--- start Material to process ---
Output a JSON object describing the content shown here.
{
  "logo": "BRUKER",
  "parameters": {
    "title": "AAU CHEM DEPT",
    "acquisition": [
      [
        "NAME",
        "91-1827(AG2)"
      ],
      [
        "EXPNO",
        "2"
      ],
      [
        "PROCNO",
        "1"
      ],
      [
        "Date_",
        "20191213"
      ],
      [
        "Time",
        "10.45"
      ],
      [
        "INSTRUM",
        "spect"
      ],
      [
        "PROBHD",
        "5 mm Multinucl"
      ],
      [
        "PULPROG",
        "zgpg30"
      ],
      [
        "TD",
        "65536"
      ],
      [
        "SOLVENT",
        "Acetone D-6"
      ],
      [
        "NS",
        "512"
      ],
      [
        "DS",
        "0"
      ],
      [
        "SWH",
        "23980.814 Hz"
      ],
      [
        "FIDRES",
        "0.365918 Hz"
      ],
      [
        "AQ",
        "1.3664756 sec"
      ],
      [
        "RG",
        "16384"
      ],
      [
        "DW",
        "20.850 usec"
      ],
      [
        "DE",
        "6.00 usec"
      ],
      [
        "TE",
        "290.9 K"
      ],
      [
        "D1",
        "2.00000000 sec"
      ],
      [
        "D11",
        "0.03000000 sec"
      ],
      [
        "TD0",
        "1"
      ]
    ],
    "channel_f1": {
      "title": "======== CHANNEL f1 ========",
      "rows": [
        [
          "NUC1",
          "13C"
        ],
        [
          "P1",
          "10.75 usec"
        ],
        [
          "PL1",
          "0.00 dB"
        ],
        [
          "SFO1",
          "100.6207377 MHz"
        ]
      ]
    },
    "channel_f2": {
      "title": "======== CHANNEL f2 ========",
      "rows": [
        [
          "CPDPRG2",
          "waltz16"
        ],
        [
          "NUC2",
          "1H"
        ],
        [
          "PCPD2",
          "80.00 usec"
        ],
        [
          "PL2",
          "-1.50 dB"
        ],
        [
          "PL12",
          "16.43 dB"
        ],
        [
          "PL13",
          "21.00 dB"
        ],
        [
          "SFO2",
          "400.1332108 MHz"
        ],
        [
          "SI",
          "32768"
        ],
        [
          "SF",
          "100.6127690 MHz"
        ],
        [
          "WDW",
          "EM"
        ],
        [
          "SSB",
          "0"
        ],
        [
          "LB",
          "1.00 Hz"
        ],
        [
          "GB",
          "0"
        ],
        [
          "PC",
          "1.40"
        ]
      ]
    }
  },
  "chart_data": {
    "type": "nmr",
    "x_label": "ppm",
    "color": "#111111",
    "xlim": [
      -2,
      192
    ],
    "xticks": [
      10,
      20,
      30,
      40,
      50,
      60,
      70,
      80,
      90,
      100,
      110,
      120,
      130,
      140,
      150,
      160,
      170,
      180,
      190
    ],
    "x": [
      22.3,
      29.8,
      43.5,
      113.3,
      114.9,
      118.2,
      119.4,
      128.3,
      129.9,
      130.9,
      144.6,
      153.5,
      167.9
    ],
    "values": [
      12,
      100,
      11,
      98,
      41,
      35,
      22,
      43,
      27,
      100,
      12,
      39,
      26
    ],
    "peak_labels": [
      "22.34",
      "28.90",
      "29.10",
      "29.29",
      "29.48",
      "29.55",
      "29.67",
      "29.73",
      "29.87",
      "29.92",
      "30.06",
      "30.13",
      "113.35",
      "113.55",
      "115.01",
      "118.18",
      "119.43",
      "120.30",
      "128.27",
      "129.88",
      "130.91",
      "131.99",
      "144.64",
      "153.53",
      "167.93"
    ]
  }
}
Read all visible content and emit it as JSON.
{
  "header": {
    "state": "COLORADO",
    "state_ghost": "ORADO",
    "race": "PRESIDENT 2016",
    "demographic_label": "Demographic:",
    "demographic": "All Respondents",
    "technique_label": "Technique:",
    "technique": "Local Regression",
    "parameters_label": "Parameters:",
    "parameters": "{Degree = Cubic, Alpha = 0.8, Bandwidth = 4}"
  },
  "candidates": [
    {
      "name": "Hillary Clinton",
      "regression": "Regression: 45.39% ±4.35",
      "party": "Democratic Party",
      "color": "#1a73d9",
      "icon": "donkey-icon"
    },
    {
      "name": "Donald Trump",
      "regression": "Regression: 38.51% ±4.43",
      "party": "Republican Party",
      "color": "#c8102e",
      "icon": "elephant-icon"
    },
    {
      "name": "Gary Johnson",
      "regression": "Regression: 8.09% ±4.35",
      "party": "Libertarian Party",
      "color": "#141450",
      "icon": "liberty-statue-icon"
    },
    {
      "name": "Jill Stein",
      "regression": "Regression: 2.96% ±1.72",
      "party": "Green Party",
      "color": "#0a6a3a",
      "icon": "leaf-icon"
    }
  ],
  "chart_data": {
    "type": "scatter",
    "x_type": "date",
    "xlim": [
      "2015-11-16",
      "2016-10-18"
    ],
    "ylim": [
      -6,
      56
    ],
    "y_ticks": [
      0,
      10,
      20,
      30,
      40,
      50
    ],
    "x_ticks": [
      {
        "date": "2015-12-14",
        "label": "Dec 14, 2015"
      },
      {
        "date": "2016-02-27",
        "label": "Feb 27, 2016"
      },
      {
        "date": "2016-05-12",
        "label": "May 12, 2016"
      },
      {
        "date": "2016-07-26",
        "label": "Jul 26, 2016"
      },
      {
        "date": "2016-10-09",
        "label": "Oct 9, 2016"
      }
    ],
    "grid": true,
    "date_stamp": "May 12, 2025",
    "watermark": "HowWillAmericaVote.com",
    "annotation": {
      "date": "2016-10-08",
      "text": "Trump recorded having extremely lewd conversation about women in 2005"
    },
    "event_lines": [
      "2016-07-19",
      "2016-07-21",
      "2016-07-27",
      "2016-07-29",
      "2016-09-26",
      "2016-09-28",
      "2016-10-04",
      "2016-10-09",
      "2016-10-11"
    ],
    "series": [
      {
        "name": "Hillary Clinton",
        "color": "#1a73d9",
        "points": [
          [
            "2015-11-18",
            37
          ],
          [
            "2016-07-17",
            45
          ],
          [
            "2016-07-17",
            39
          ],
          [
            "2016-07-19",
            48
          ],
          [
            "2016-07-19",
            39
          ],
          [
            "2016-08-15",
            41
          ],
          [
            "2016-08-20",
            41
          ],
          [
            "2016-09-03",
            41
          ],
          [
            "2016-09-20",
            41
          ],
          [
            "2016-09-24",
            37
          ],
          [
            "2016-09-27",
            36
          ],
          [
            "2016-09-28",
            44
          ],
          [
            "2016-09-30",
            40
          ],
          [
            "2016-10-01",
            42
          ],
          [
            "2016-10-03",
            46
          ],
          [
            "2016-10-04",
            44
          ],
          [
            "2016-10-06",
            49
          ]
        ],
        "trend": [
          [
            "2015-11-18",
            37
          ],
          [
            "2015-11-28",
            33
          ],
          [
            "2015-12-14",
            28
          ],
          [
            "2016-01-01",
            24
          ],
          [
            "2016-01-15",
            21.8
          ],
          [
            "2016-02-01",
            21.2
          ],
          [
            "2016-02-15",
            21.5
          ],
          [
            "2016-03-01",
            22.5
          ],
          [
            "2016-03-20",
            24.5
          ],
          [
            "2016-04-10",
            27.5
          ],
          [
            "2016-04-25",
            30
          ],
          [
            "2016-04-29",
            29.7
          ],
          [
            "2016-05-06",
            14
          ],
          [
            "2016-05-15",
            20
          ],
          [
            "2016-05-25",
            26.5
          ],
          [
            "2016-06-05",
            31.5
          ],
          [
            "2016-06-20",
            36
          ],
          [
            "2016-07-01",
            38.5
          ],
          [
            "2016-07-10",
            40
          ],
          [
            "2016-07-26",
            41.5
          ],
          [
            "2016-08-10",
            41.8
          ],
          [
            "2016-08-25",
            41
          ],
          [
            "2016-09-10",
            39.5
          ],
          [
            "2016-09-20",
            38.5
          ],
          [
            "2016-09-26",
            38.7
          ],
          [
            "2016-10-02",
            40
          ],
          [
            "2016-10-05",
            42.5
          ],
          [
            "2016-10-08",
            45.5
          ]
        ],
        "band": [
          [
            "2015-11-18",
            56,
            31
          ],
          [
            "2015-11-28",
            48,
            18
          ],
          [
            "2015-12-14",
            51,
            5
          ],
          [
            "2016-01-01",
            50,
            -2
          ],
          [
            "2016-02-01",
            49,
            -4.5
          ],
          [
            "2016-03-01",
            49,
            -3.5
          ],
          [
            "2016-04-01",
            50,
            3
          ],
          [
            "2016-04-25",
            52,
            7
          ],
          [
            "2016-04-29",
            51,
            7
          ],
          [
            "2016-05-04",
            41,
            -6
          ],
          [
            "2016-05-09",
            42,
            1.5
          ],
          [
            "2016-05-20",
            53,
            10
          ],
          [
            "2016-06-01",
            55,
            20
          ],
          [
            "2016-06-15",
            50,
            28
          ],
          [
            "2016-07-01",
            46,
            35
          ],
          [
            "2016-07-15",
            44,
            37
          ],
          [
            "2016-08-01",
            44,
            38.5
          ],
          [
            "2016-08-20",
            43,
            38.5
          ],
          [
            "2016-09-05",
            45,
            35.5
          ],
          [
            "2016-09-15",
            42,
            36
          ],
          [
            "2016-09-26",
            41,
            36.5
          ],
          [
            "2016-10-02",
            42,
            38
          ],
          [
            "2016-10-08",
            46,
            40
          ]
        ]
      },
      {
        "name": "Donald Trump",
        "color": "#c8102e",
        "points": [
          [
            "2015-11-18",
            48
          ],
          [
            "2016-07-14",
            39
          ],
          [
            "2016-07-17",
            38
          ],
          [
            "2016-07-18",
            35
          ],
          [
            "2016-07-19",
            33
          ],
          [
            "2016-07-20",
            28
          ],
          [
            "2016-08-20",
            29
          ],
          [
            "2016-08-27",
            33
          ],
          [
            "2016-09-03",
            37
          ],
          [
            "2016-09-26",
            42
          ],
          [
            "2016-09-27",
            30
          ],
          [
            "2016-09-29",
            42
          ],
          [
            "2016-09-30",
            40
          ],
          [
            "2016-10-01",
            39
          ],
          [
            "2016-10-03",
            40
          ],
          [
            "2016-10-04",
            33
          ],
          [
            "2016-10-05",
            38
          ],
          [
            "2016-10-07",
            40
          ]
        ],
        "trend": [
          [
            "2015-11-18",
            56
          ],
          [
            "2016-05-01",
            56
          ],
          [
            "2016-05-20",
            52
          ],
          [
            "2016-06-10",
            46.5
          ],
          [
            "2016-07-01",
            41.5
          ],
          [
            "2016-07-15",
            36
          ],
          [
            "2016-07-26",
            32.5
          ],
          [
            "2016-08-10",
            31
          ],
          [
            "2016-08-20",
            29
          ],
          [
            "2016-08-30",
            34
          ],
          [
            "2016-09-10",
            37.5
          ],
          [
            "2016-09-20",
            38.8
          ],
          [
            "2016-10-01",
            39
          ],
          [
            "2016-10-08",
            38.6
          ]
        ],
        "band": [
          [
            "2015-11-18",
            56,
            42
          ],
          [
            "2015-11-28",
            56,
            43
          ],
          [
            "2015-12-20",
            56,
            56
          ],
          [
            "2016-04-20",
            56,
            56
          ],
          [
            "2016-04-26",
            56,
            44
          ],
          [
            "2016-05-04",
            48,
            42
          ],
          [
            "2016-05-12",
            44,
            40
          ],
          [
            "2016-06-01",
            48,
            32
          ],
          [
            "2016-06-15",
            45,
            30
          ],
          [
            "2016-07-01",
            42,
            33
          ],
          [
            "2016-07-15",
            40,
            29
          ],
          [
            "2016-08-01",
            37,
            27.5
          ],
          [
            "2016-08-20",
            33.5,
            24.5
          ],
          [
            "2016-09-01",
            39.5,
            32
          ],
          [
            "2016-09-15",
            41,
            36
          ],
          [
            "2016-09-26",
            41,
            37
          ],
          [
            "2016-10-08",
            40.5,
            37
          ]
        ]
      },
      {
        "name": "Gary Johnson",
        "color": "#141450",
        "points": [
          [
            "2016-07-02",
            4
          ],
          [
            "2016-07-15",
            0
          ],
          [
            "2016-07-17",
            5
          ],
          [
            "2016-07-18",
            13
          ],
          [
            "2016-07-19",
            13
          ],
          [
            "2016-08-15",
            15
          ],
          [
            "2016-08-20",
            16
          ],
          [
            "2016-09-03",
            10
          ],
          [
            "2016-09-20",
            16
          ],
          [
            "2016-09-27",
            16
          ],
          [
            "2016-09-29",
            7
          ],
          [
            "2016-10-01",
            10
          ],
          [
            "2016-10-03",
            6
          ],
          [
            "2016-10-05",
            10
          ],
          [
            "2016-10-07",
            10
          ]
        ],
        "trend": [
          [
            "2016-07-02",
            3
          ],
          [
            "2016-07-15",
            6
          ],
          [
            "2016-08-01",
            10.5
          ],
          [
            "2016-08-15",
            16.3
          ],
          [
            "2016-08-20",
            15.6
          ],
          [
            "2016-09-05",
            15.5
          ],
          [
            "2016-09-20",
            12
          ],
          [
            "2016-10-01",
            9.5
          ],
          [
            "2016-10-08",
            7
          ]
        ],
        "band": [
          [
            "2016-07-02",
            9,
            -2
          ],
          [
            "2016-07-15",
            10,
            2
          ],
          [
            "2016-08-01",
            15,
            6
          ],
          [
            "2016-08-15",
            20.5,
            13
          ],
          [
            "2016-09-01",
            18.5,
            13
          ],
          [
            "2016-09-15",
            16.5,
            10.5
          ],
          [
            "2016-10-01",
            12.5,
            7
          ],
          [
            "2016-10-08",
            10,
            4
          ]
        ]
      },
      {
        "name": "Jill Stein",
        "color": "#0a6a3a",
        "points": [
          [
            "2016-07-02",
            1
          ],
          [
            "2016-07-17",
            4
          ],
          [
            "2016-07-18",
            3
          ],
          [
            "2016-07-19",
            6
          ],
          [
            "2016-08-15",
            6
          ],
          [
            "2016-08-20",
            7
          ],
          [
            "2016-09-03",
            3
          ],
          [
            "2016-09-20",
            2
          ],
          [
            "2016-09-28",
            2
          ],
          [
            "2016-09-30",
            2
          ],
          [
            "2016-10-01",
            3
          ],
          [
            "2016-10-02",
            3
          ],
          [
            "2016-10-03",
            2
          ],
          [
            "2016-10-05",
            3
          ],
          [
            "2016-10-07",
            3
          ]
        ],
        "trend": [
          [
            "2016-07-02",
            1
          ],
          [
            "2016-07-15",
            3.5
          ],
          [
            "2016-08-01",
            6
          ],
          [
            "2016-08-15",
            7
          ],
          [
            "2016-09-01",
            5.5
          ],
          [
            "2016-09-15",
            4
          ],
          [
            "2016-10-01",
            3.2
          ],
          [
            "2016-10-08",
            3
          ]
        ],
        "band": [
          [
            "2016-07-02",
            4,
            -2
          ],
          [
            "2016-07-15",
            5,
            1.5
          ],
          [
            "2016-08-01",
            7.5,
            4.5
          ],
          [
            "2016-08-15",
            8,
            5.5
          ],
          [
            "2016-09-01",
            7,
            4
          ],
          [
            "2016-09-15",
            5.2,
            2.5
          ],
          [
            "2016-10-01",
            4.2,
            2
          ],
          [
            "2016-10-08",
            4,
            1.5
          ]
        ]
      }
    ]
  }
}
--- end Material to process ---
▶ [Problem to solve]
Gather each line in the data that holds the string "icon".

▶ [Task response]
      "icon": "donkey-icon"
      "icon": "elephant-icon"
      "icon": "liberty-statue-icon"
      "icon": "leaf-icon"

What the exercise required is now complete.